═════ Supplied material ═════
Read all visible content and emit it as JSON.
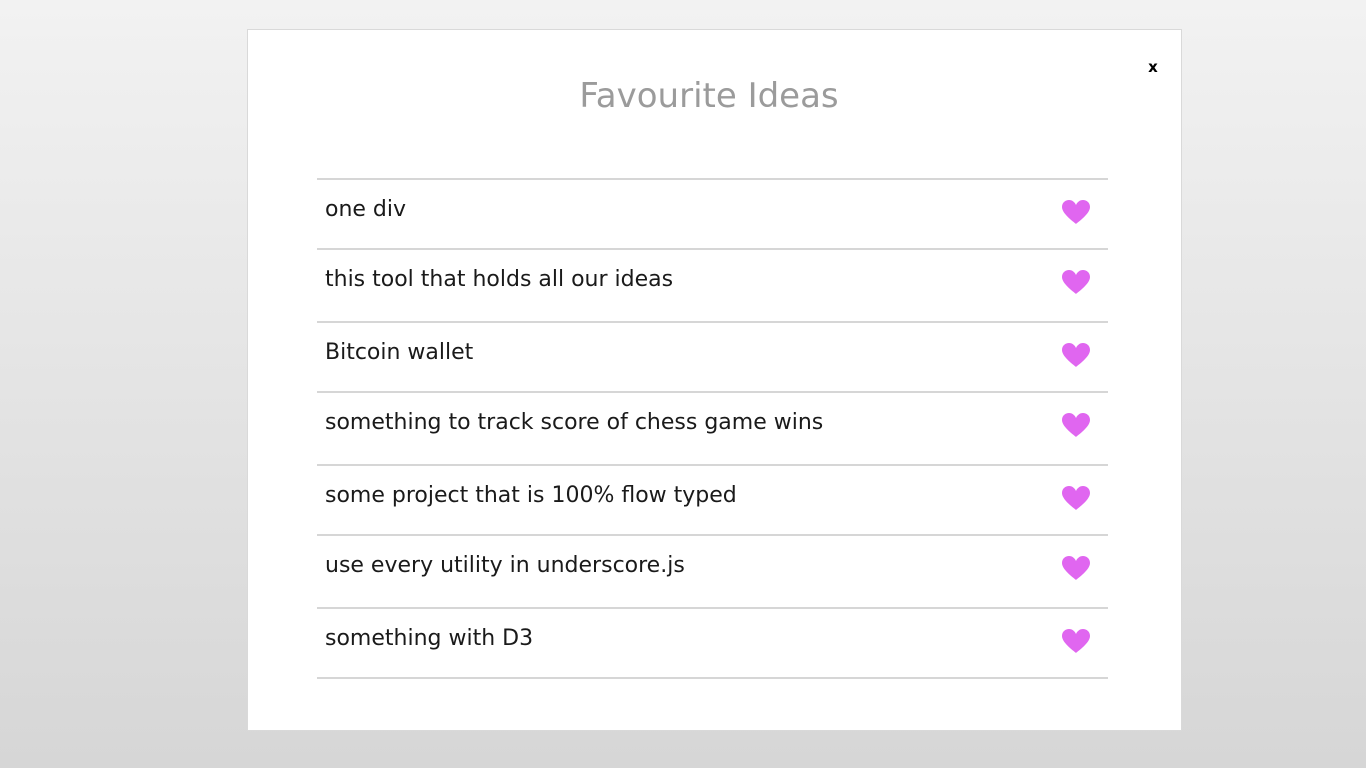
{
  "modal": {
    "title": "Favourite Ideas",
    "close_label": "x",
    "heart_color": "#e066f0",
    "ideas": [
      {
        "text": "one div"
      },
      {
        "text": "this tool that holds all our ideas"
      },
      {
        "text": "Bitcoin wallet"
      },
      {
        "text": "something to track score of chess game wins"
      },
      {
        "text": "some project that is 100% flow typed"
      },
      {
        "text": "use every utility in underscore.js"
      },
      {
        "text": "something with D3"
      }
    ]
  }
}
═════
═════ Supplied material ═════
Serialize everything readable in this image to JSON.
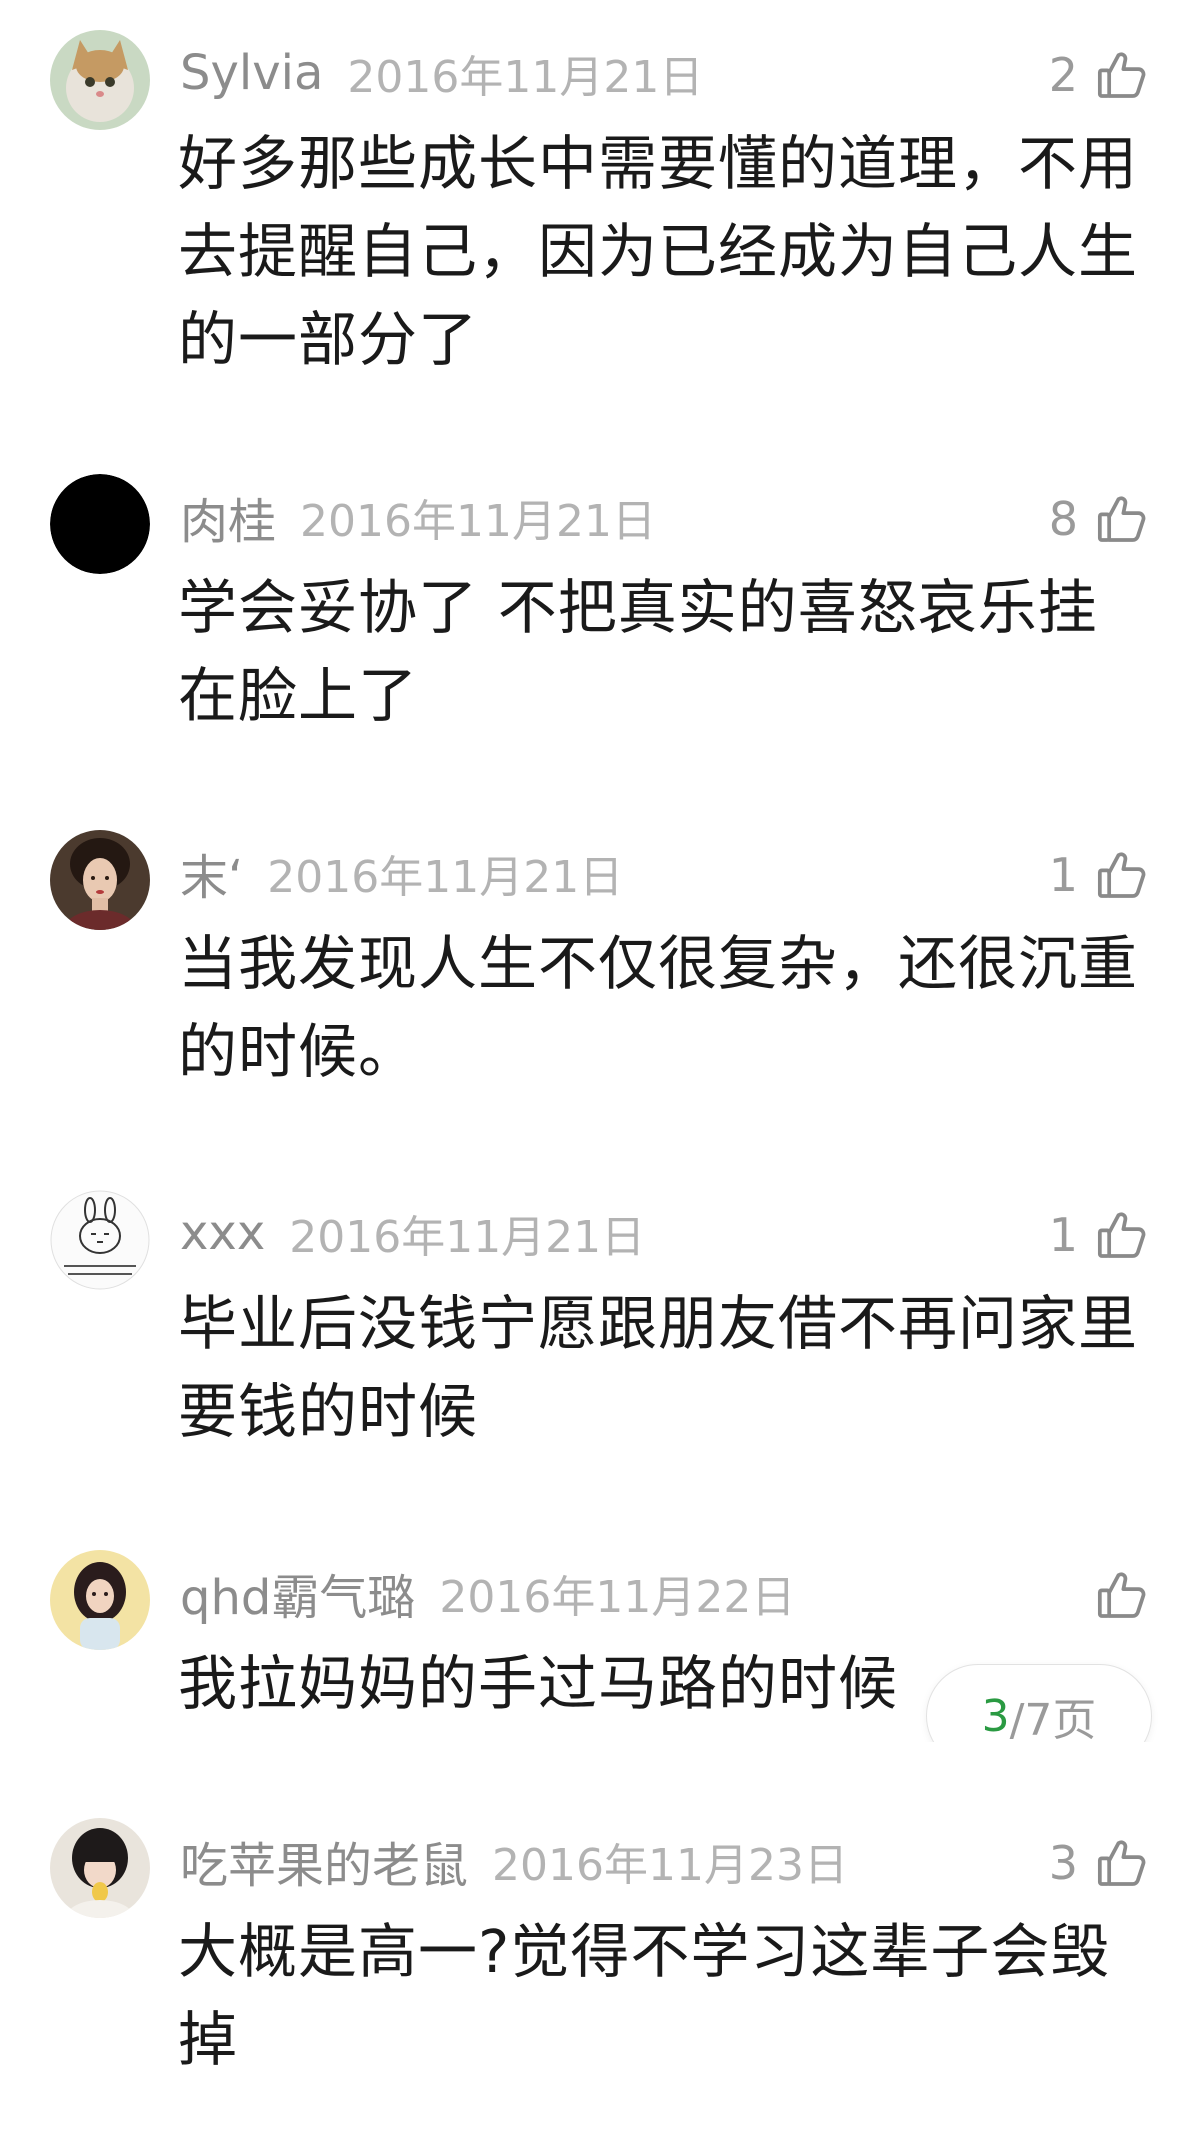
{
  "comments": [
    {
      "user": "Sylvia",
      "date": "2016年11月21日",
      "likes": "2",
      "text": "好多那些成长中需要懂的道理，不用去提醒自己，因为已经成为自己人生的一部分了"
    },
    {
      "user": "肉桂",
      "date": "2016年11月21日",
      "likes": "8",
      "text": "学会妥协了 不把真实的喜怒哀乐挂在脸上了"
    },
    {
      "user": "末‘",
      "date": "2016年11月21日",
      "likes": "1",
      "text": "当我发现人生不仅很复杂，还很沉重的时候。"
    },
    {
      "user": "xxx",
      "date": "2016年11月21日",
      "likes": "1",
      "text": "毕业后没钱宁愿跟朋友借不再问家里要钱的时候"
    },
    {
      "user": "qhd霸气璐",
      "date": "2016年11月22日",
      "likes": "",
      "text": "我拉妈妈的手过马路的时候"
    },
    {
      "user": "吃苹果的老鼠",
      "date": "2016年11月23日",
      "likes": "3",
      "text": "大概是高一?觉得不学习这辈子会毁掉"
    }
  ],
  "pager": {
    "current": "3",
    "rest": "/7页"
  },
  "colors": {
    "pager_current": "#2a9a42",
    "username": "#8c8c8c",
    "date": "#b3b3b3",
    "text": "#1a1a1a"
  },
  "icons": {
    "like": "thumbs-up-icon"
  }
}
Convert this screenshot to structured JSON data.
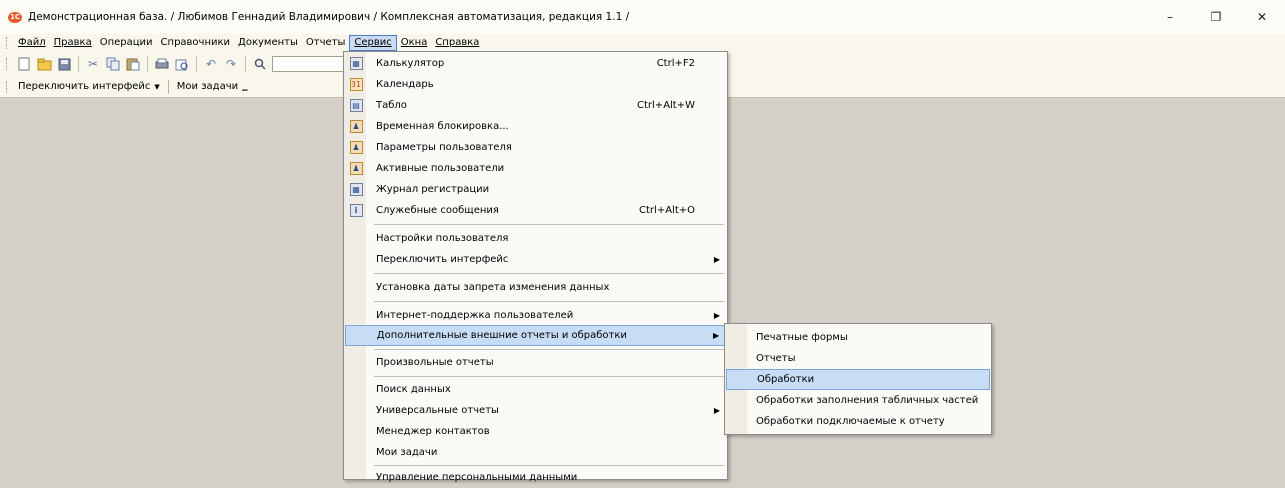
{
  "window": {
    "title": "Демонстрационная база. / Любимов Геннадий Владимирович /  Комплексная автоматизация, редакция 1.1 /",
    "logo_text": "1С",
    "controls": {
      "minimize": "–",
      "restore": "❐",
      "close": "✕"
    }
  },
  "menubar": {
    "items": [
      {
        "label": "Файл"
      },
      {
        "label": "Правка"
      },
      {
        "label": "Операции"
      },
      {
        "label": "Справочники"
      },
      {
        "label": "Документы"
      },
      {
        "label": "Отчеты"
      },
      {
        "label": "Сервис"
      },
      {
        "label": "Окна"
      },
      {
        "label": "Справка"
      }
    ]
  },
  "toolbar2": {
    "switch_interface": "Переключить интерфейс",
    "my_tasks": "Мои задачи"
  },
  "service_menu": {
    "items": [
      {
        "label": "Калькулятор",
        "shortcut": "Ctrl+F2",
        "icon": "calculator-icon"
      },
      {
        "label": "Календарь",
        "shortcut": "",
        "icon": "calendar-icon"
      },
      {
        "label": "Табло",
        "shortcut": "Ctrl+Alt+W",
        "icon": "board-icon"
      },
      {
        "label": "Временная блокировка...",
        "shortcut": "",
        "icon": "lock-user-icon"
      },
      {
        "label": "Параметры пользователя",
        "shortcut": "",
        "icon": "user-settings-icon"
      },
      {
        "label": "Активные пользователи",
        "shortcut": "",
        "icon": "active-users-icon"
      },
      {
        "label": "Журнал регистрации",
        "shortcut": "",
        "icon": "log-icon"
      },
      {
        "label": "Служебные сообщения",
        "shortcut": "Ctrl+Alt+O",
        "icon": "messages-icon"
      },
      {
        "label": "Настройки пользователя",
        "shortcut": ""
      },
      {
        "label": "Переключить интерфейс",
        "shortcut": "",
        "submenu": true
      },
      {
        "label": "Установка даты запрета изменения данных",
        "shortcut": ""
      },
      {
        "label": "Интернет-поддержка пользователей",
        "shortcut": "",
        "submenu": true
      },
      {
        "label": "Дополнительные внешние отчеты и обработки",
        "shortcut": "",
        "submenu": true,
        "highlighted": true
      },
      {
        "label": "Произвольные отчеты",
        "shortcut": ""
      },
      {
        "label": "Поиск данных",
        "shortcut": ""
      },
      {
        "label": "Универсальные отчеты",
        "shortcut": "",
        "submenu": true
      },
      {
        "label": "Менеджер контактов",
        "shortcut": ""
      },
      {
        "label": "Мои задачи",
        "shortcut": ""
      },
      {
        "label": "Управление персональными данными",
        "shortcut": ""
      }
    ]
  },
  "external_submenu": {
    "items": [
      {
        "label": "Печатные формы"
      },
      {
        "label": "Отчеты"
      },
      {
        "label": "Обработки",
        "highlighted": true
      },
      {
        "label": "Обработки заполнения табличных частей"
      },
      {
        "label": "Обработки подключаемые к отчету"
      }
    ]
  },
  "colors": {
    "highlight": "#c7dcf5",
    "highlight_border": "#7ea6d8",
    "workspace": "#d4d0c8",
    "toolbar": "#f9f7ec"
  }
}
═════
Locate the word "title" in the data above. Copy every line carrying it.

    "title": "Favourite Ideas",
    "title": "Демонстрационная база. / Любимов Геннадий Владимирович /  Комплексная автоматизация, редакция 1.1 /",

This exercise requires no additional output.